#### Stated task
Below is a block of records: output all of them exactly and leave out the pictures.
— Start —
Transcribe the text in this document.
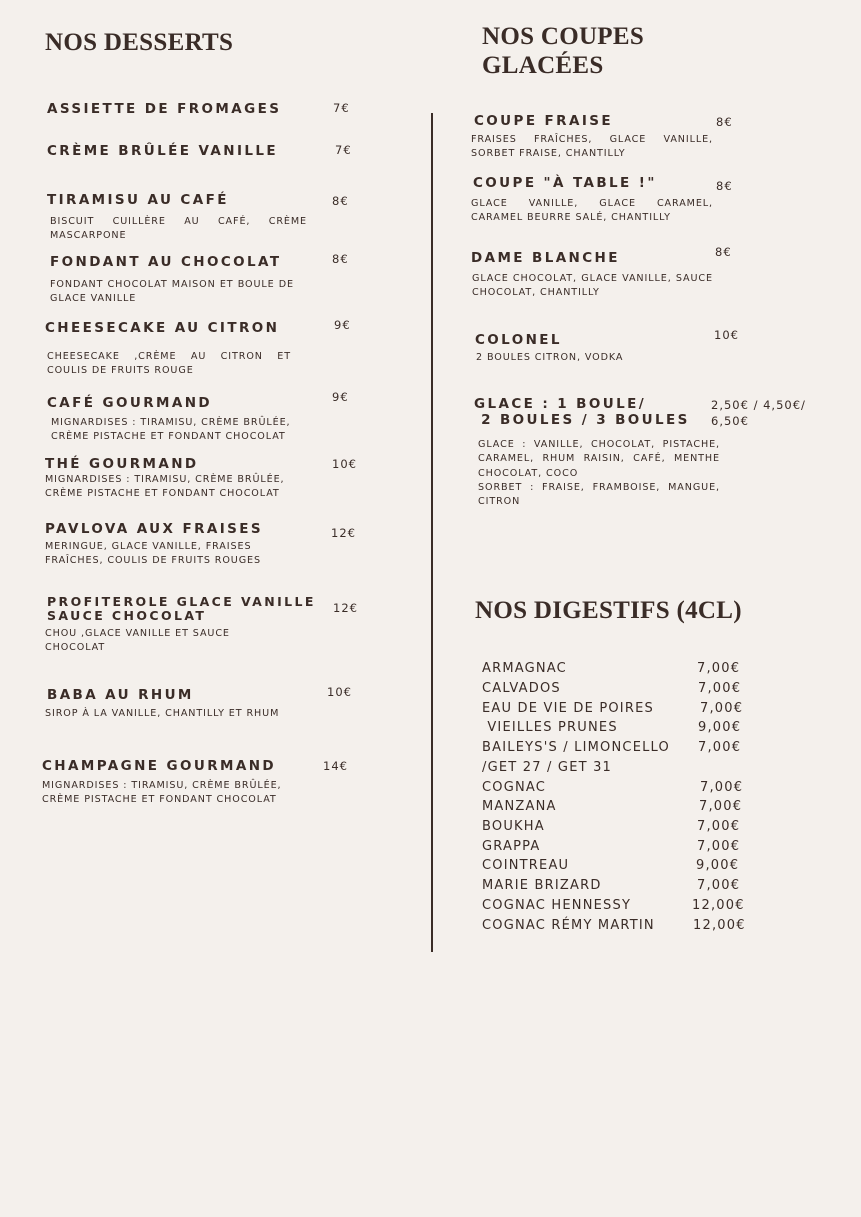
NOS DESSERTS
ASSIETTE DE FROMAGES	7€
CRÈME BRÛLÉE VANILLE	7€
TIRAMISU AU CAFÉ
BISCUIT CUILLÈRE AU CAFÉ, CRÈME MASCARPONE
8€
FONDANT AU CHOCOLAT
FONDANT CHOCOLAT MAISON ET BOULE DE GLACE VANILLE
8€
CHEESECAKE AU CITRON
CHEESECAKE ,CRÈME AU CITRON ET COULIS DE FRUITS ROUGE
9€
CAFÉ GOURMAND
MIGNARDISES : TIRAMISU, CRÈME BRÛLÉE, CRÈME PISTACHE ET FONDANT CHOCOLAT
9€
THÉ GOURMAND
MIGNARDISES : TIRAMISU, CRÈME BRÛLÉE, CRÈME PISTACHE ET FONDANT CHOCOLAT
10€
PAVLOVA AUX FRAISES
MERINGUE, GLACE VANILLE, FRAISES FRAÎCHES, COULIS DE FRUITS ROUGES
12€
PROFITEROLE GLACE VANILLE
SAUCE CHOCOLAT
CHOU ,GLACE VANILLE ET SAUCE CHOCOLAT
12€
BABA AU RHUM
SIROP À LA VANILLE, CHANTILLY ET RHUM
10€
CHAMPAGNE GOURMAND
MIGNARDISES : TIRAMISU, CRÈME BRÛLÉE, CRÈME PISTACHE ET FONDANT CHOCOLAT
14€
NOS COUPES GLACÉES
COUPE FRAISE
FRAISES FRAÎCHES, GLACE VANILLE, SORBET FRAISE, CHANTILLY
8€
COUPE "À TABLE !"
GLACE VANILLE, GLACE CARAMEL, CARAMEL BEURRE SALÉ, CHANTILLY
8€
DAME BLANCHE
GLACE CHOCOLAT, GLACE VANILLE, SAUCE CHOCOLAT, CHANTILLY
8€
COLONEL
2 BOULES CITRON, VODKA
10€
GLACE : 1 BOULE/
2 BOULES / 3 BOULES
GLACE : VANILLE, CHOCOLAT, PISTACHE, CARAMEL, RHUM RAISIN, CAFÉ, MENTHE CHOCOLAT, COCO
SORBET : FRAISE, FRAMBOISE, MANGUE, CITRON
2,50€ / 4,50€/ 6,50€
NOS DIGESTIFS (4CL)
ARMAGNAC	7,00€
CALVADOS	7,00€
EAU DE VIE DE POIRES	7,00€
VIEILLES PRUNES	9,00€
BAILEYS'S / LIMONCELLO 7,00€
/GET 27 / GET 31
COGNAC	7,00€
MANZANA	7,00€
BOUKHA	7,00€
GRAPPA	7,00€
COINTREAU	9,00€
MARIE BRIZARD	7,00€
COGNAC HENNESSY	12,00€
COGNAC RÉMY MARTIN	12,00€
— End —
#### The answer
Transcribe the text in this document.
NOS DESSERTS
ASSIETTE DE FROMAGES	7€
CRÈME BRÛLÉE VANILLE	7€
TIRAMISU AU CAFÉ
BISCUIT CUILLÈRE AU CAFÉ, CRÈME MASCARPONE
8€
FONDANT AU CHOCOLAT
FONDANT CHOCOLAT MAISON ET BOULE DE GLACE VANILLE
8€
CHEESECAKE AU CITRON
CHEESECAKE ,CRÈME AU CITRON ET COULIS DE FRUITS ROUGE
9€
CAFÉ GOURMAND
MIGNARDISES : TIRAMISU, CRÈME BRÛLÉE, CRÈME PISTACHE ET FONDANT CHOCOLAT
9€
THÉ GOURMAND
MIGNARDISES : TIRAMISU, CRÈME BRÛLÉE, CRÈME PISTACHE ET FONDANT CHOCOLAT
10€
PAVLOVA AUX FRAISES
MERINGUE, GLACE VANILLE, FRAISES FRAÎCHES, COULIS DE FRUITS ROUGES
12€
PROFITEROLE GLACE VANILLE
SAUCE CHOCOLAT
CHOU ,GLACE VANILLE ET SAUCE CHOCOLAT
12€
BABA AU RHUM
SIROP À LA VANILLE, CHANTILLY ET RHUM
10€
CHAMPAGNE GOURMAND
MIGNARDISES : TIRAMISU, CRÈME BRÛLÉE, CRÈME PISTACHE ET FONDANT CHOCOLAT
14€
NOS COUPES GLACÉES
COUPE FRAISE
FRAISES FRAÎCHES, GLACE VANILLE, SORBET FRAISE, CHANTILLY
8€
COUPE "À TABLE !"
GLACE VANILLE, GLACE CARAMEL, CARAMEL BEURRE SALÉ, CHANTILLY
8€
DAME BLANCHE
GLACE CHOCOLAT, GLACE VANILLE, SAUCE CHOCOLAT, CHANTILLY
8€
COLONEL
2 BOULES CITRON, VODKA
10€
GLACE : 1 BOULE/
2 BOULES / 3 BOULES
GLACE : VANILLE, CHOCOLAT, PISTACHE, CARAMEL, RHUM RAISIN, CAFÉ, MENTHE CHOCOLAT, COCO
SORBET : FRAISE, FRAMBOISE, MANGUE, CITRON
2,50€ / 4,50€/ 6,50€
NOS DIGESTIFS (4CL)
ARMAGNAC	7,00€
CALVADOS	7,00€
EAU DE VIE DE POIRES	7,00€
VIEILLES PRUNES	9,00€
BAILEYS'S / LIMONCELLO 7,00€
/GET 27 / GET 31
COGNAC	7,00€
MANZANA	7,00€
BOUKHA	7,00€
GRAPPA	7,00€
COINTREAU	9,00€
MARIE BRIZARD	7,00€
COGNAC HENNESSY	12,00€
COGNAC RÉMY MARTIN	12,00€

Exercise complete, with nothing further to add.